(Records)
────────────────────────────────────────
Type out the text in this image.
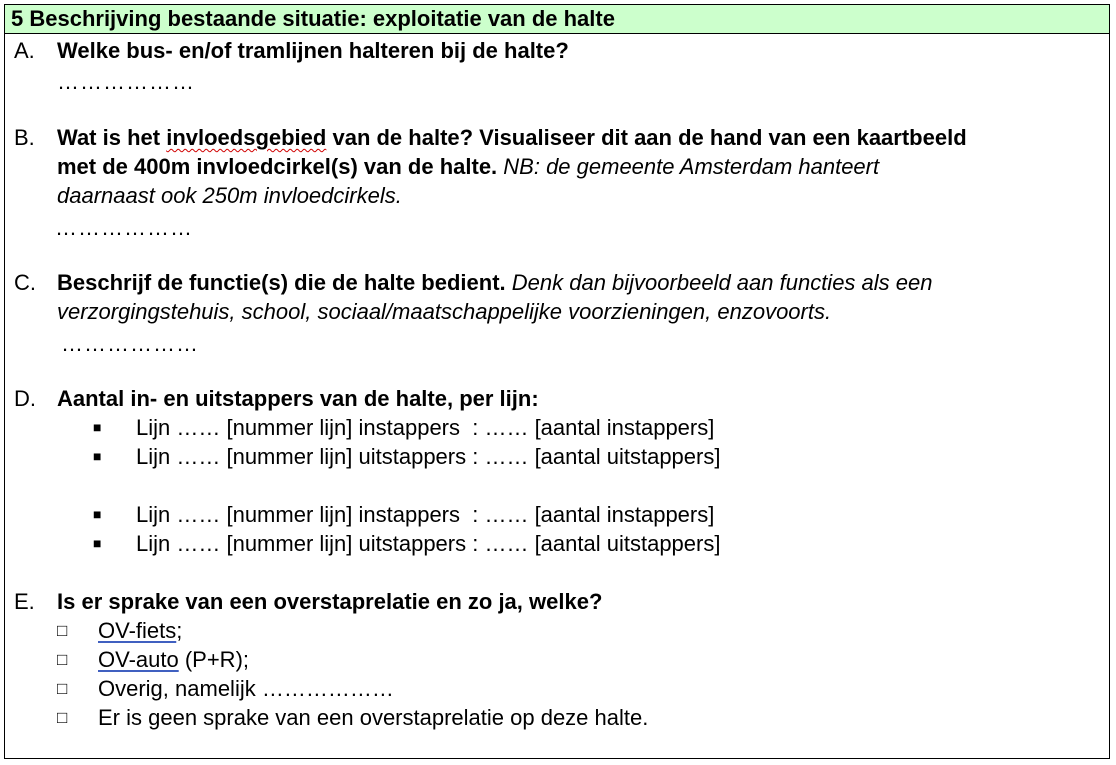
5 Beschrijving bestaande situatie: exploitatie van de halte
A. Welke bus- en/of tramlijnen halteren bij de halte?
………………
B. Wat is het invloedsgebied van de halte? Visualiseer dit aan de hand van een kaartbeeld
met de 400m invloedcirkel(s) van de halte. NB: de gemeente Amsterdam hanteert
daarnaast ook 250m invloedcirkels.
………………
C. Beschrijf de functie(s) die de halte bedient. Denk dan bijvoorbeeld aan functies als een
verzorgingstehuis, school, sociaal/maatschappelijke voorzieningen, enzovoorts.
………………
D. Aantal in- en uitstappers van de halte, per lijn:
■ Lijn …… [nummer lijn] instappers  : …… [aantal instappers]
■ Lijn …… [nummer lijn] uitstappers : …… [aantal uitstappers]
■ Lijn …… [nummer lijn] instappers  : …… [aantal instappers]
■ Lijn …… [nummer lijn] uitstappers : …… [aantal uitstappers]
E. Is er sprake van een overstaprelatie en zo ja, welke?
□ OV-fiets;
□ OV-auto (P+R);
□ Overig, namelijk ………………
□ Er is geen sprake van een overstaprelatie op deze halte.
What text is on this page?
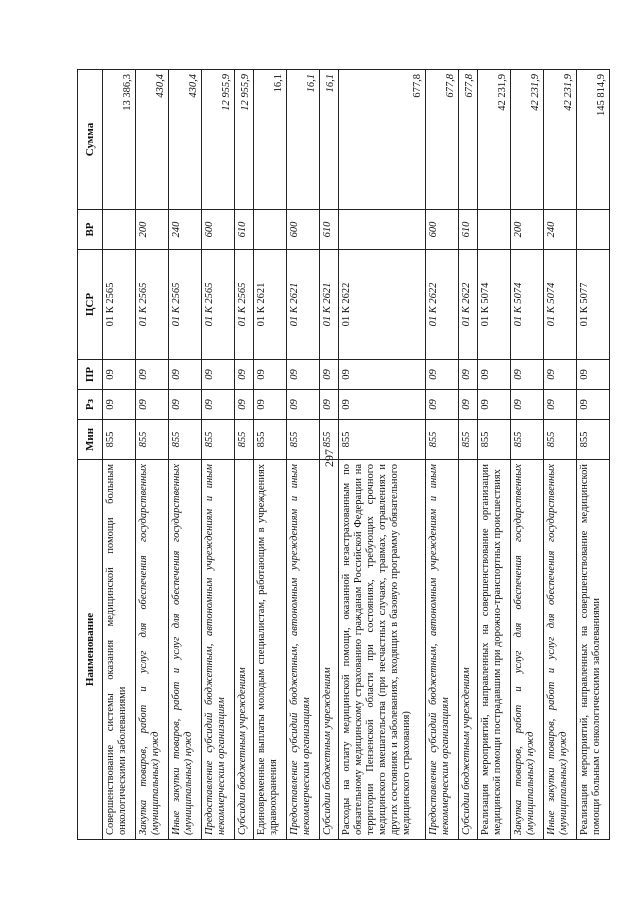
297
Наименование	Мин	Рз	ПР	ЦСР	ВР	Сумма
Совершенствование системы оказания медицинской помощи больным онкологическими заболеваниями	855	09	09	01 К 2565		13 386,3
Закупка товаров, работ и услуг для обеспечения государственных (муниципальных) нужд	855	09	09	01 К 2565	200	430,4
Иные закупки товаров, работ и услуг для обеспечения государственных (муниципальных) нужд	855	09	09	01 К 2565	240	430,4
Предоставление субсидий бюджетным, автономным учреждениям и иным некоммерческим организациям	855	09	09	01 К 2565	600	12 955,9
Субсидии бюджетным учреждениям	855	09	09	01 К 2565	610	12 955,9
Единовременные выплаты молодым специалистам, работающим в учреждениях здравоохранения	855	09	09	01 К 2621		16,1
Предоставление субсидий бюджетным, автономным учреждениям и иным некоммерческим организациям	855	09	09	01 К 2621	600	16,1
Субсидии бюджетным учреждениям	855	09	09	01 К 2621	610	16,1
Расходы на оплату медицинской помощи, оказанной незастрахованным по обязательному медицинскому страхованию гражданам Российской Федерации на территории Пензенской области при состояниях, требующих срочного медицинского вмешательства (при несчастных случаях, травмах, отравлениях и других состояниях и заболеваниях, входящих в базовую программу обязательного медицинского страхования)	855	09	09	01 К 2622		677,8
Предоставление субсидий бюджетным, автономным учреждениям и иным некоммерческим организациям	855	09	09	01 К 2622	600	677,8
Субсидии бюджетным учреждениям	855	09	09	01 К 2622	610	677,8
Реализация мероприятий, направленных на совершенствование организации медицинской помощи пострадавшим при дорожно-транспортных происшествиях	855	09	09	01 К 5074		42 231,9
Закупка товаров, работ и услуг для обеспечения государственных (муниципальных) нужд	855	09	09	01 К 5074	200	42 231,9
Иные закупки товаров, работ и услуг для обеспечения государственных (муниципальных) нужд	855	09	09	01 К 5074	240	42 231,9
Реализация мероприятий, направленных на совершенствование медицинской помощи больным с онкологическими заболеваниями	855	09	09	01 К 5077		145 814,9
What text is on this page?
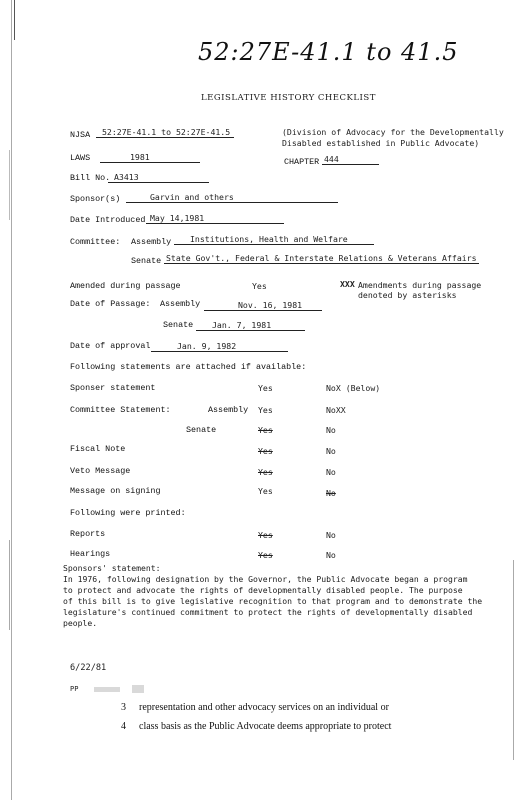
52:27E-41.1 to 41.5
LEGISLATIVE HISTORY CHECKLIST
NJSA	52:27E-41.1 to 52:27E-41.5	(Division of Advocacy for the Developmentally
Disabled established in Public Advocate)
LAWS	1981	CHAPTER 444
Bill No. A3413
Sponsor(s)	Garvin and others
Date Introduced May 14,1981
Committee: Assembly	Institutions, Health and Welfare
Senate State Gov't., Federal & Interstate Relations & Veterans Affairs
Amended during passage	Yes	XXX Amendments during passage
denoted by asterisks
Date of Passage: Assembly	Nov. 16, 1981
Senate	Jan. 7, 1981
Date of approval	Jan. 9, 1982
Following statements are attached if available:
Sponser statement	Yes	NoX (Below)
Committee Statement:	Assembly Yes	NoXX
Senate	Yes	No
Fiscal Note	Yes	No
Veto Message	Yes	No
Message on signing	Yes	No
Following were printed:
Reports	Yes	No
Hearings	Yes	No
Sponsors' statement:
In 1976, following designation by the Governor, the Public Advocate began a program
to protect and advocate the rights of developmentally disabled people. The purpose
of this bill is to give legislative recognition to that program and to demonstrate the
legislature's continued commitment to protect the rights of developmentally disabled
people.
6/22/81
PP
3 representation and other advocacy services on an individual or
4 class basis as the Public Advocate deems appropriate to protect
────────────────────────────────────────
> [What the exercise asks]: Go through the material above and count the lines that contain "заболеваниями"; give that number alone.

> [Answer to the problem]: 2